>> start Entries

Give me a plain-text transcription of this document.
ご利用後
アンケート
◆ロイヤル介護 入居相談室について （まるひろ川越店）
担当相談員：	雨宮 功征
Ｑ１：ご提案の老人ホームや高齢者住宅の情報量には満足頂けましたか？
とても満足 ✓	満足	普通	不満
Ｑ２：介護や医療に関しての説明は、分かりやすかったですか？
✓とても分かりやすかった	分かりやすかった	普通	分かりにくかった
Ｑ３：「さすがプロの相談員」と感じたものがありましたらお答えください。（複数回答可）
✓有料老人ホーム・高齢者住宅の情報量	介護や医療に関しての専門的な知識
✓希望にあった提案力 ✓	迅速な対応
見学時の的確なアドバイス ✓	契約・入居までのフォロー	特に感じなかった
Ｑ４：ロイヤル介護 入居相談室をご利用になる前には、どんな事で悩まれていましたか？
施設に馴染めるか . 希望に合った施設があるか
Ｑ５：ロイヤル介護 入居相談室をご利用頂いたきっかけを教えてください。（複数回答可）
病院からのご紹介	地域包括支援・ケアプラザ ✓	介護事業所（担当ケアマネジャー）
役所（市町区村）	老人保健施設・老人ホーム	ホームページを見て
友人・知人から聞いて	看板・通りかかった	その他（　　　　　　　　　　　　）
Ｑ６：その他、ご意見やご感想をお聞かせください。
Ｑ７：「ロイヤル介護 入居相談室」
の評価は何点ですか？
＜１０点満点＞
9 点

>> end Entries

§ **Objective**: Which lines contain the word "複数回答可"? Copy each one.

§ **Answer for this exercise**:
Ｑ３：「さすがプロの相談員」と感じたものがありましたらお答えください。（複数回答可）
Ｑ５：ロイヤル介護 入居相談室をご利用頂いたきっかけを教えてください。（複数回答可）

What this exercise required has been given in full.